Saved data entries:
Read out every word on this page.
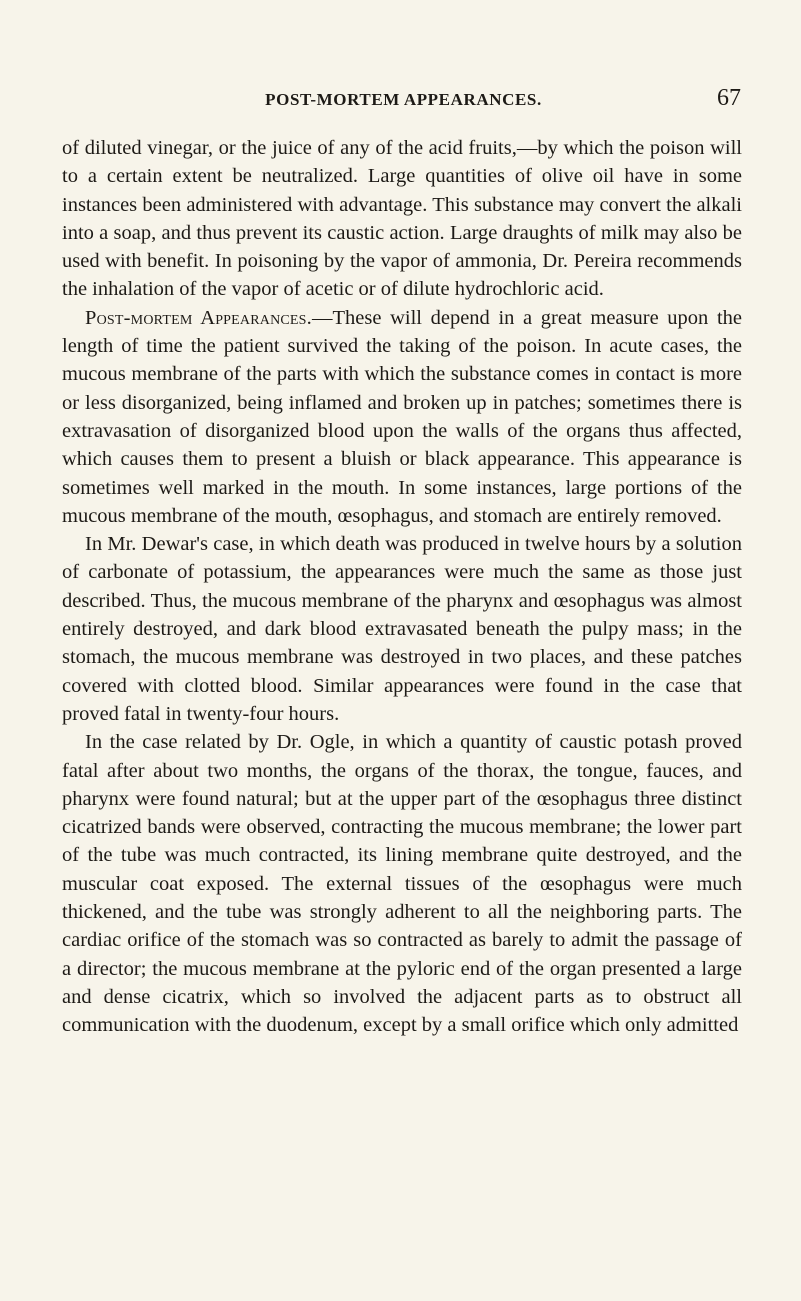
POST-MORTEM APPEARANCES.	67

of diluted vinegar, or the juice of any of the acid fruits,—by which the poison will to a certain extent be neutralized. Large quantities of olive oil have in some instances been administered with advantage. This substance may convert the alkali into a soap, and thus prevent its caustic action. Large draughts of milk may also be used with benefit. In poisoning by the vapor of ammonia, Dr. Pereira recommends the inhalation of the vapor of acetic or of dilute hydrochloric acid.

Post-mortem Appearances.—These will depend in a great measure upon the length of time the patient survived the taking of the poison. In acute cases, the mucous membrane of the parts with which the substance comes in contact is more or less disorganized, being inflamed and broken up in patches; sometimes there is extravasation of disorganized blood upon the walls of the organs thus affected, which causes them to present a bluish or black appearance. This appearance is sometimes well marked in the mouth. In some instances, large portions of the mucous membrane of the mouth, œsophagus, and stomach are entirely removed.

In Mr. Dewar's case, in which death was produced in twelve hours by a solution of carbonate of potassium, the appearances were much the same as those just described. Thus, the mucous membrane of the pharynx and œsophagus was almost entirely destroyed, and dark blood extravasated beneath the pulpy mass; in the stomach, the mucous membrane was destroyed in two places, and these patches covered with clotted blood. Similar appearances were found in the case that proved fatal in twenty-four hours.

In the case related by Dr. Ogle, in which a quantity of caustic potash proved fatal after about two months, the organs of the thorax, the tongue, fauces, and pharynx were found natural; but at the upper part of the œsophagus three distinct cicatrized bands were observed, contracting the mucous membrane; the lower part of the tube was much contracted, its lining membrane quite destroyed, and the muscular coat exposed. The external tissues of the œsophagus were much thickened, and the tube was strongly adherent to all the neighboring parts. The cardiac orifice of the stomach was so contracted as barely to admit the passage of a director; the mucous membrane at the pyloric end of the organ presented a large and dense cicatrix, which so involved the adjacent parts as to obstruct all communication with the duodenum, except by a small orifice which only admitted
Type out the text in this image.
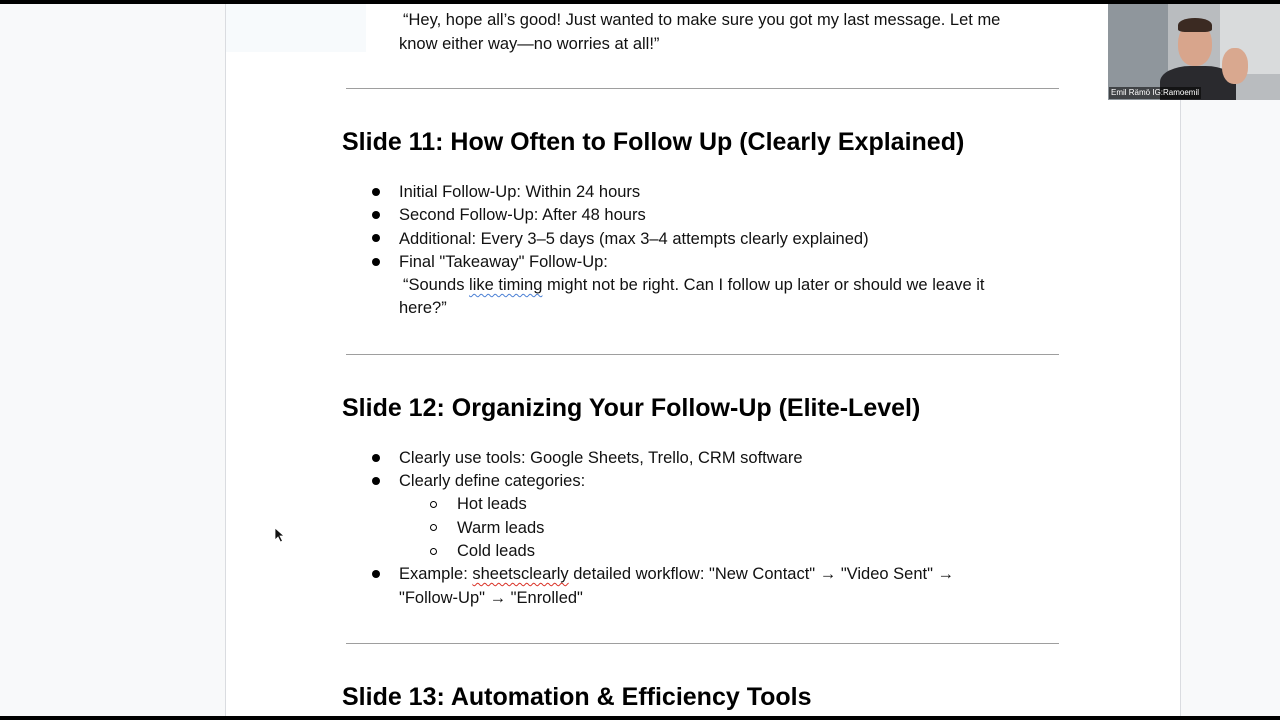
“Hey, hope all’s good! Just wanted to make sure you got my last message. Let me
know either way—no worries at all!”
Slide 11: How Often to Follow Up (Clearly Explained)
Initial Follow-Up: Within 24 hours
Second Follow-Up: After 48 hours
Additional: Every 3–5 days (max 3–4 attempts clearly explained)
Final "Takeaway" Follow-Up:
“Sounds like timing might not be right. Can I follow up later or should we leave it
here?”
Slide 12: Organizing Your Follow-Up (Elite-Level)
Clearly use tools: Google Sheets, Trello, CRM software
Clearly define categories:
Hot leads
Warm leads
Cold leads
Example: sheetsclearly detailed workflow: "New Contact" → "Video Sent" →
"Follow-Up" → "Enrolled"
Slide 13: Automation & Efficiency Tools
Emil Rämö IG:Ramoemil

### WHAT IS EXPECTED
Filter lines by "poison" and return each hit.

### RESPONSE
of diluted vinegar, or the juice of any of the acid fruits,—by which the poison will to a certain extent be neutralized. Large quantities of olive oil have in some instances been administered with advantage. This substance may convert the alkali into a soap, and thus prevent its caustic action. Large draughts of milk may also be used with benefit. In poisoning by the vapor of ammonia, Dr. Pereira recommends the inhalation of the vapor of acetic or of dilute hydrochloric acid.
Post-mortem Appearances.—These will depend in a great measure upon the length of time the patient survived the taking of the poison. In acute cases, the mucous membrane of the parts with which the substance comes in contact is more or less disorganized, being inflamed and broken up in patches; sometimes there is extravasation of disorganized blood upon the walls of the organs thus affected, which causes them to present a bluish or black appearance. This appearance is sometimes well marked in the mouth. In some instances, large portions of the mucous membrane of the mouth, œsophagus, and stomach are entirely removed.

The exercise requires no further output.